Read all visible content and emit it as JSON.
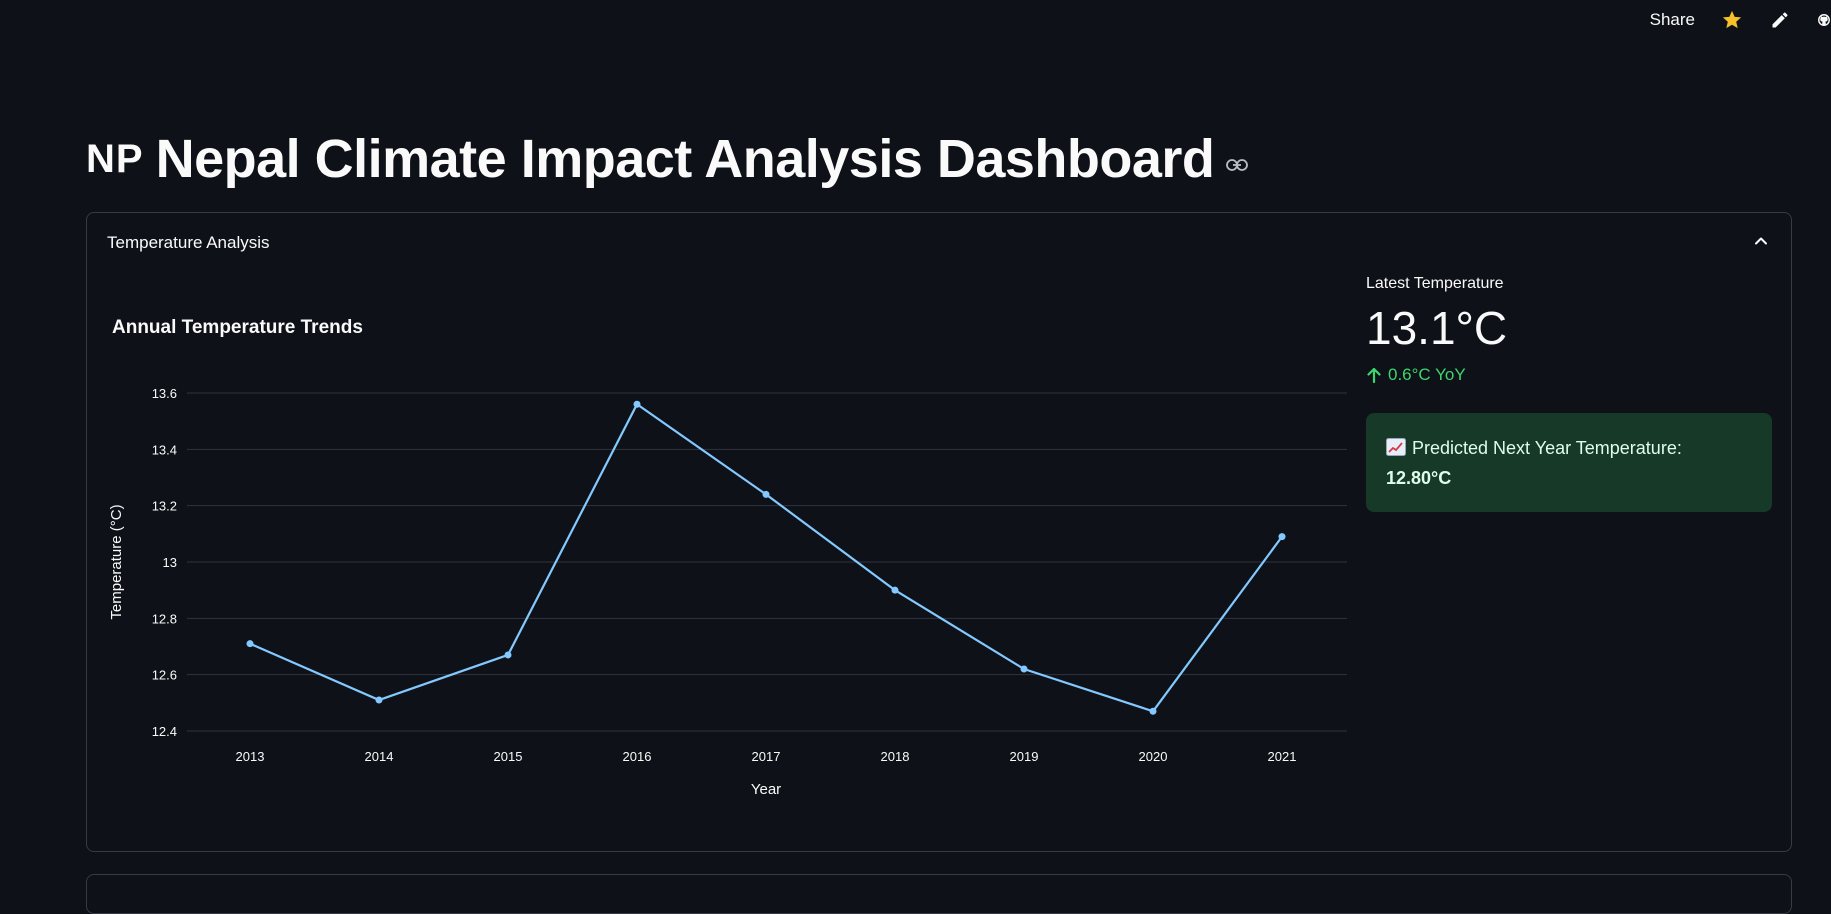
{
  "header": {
    "share_label": "Share",
    "icons": [
      "star-icon",
      "edit-icon",
      "github-icon"
    ]
  },
  "page": {
    "flag_text": "NP",
    "title": "Nepal Climate Impact Analysis Dashboard"
  },
  "expander": {
    "label": "Temperature Analysis",
    "state": "expanded"
  },
  "chart_section": {
    "title": "Annual Temperature Trends"
  },
  "metric": {
    "label": "Latest Temperature",
    "value": "13.1°C",
    "delta": "0.6°C YoY",
    "delta_color": "#3dd56d"
  },
  "prediction": {
    "emoji": "chart-increasing-icon",
    "label": "Predicted Next Year Temperature:",
    "value": "12.80°C"
  },
  "colors": {
    "background": "#0e1117",
    "line": "#83c9ff",
    "success_bg": "#173928",
    "star": "#f6c02a"
  },
  "chart_data": {
    "type": "line",
    "title": "",
    "xlabel": "Year",
    "ylabel": "Temperature (°C)",
    "x": [
      2013,
      2014,
      2015,
      2016,
      2017,
      2018,
      2019,
      2020,
      2021
    ],
    "series": [
      {
        "values": [
          12.71,
          12.51,
          12.67,
          13.56,
          13.24,
          12.9,
          12.62,
          12.47,
          13.09
        ]
      }
    ],
    "ylim": [
      12.4,
      13.6
    ],
    "yticks": [
      12.4,
      12.6,
      12.8,
      13,
      13.2,
      13.4,
      13.6
    ],
    "ytick_labels": [
      "12.4",
      "12.6",
      "12.8",
      "13",
      "13.2",
      "13.4",
      "13.6"
    ],
    "grid": true,
    "markers": true
  }
}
******
Pictures are not part of the copy; output everything else in the records exactly.

Read all visible content and emit it as JSON.
{
  "header": {
    "share_label": "Share",
    "icons": [
      "star-icon",
      "edit-icon",
      "github-icon"
    ]
  },
  "page": {
    "flag_text": "NP",
    "title": "Nepal Climate Impact Analysis Dashboard"
  },
  "expander": {
    "label": "Temperature Analysis",
    "state": "expanded"
  },
  "chart_section": {
    "title": "Annual Temperature Trends"
  },
  "metric": {
    "label": "Latest Temperature",
    "value": "13.1°C",
    "delta": "0.6°C YoY",
    "delta_color": "#3dd56d"
  },
  "prediction": {
    "emoji": "chart-increasing-icon",
    "label": "Predicted Next Year Temperature:",
    "value": "12.80°C"
  },
  "colors": {
    "background": "#0e1117",
    "line": "#83c9ff",
    "success_bg": "#173928",
    "star": "#f6c02a"
  },
  "chart_data": {
    "type": "line",
    "title": "",
    "xlabel": "Year",
    "ylabel": "Temperature (°C)",
    "x": [
      2013,
      2014,
      2015,
      2016,
      2017,
      2018,
      2019,
      2020,
      2021
    ],
    "series": [
      {
        "values": [
          12.71,
          12.51,
          12.67,
          13.56,
          13.24,
          12.9,
          12.62,
          12.47,
          13.09
        ]
      }
    ],
    "ylim": [
      12.4,
      13.6
    ],
    "yticks": [
      12.4,
      12.6,
      12.8,
      13,
      13.2,
      13.4,
      13.6
    ],
    "ytick_labels": [
      "12.4",
      "12.6",
      "12.8",
      "13",
      "13.2",
      "13.4",
      "13.6"
    ],
    "grid": true,
    "markers": true
  }
}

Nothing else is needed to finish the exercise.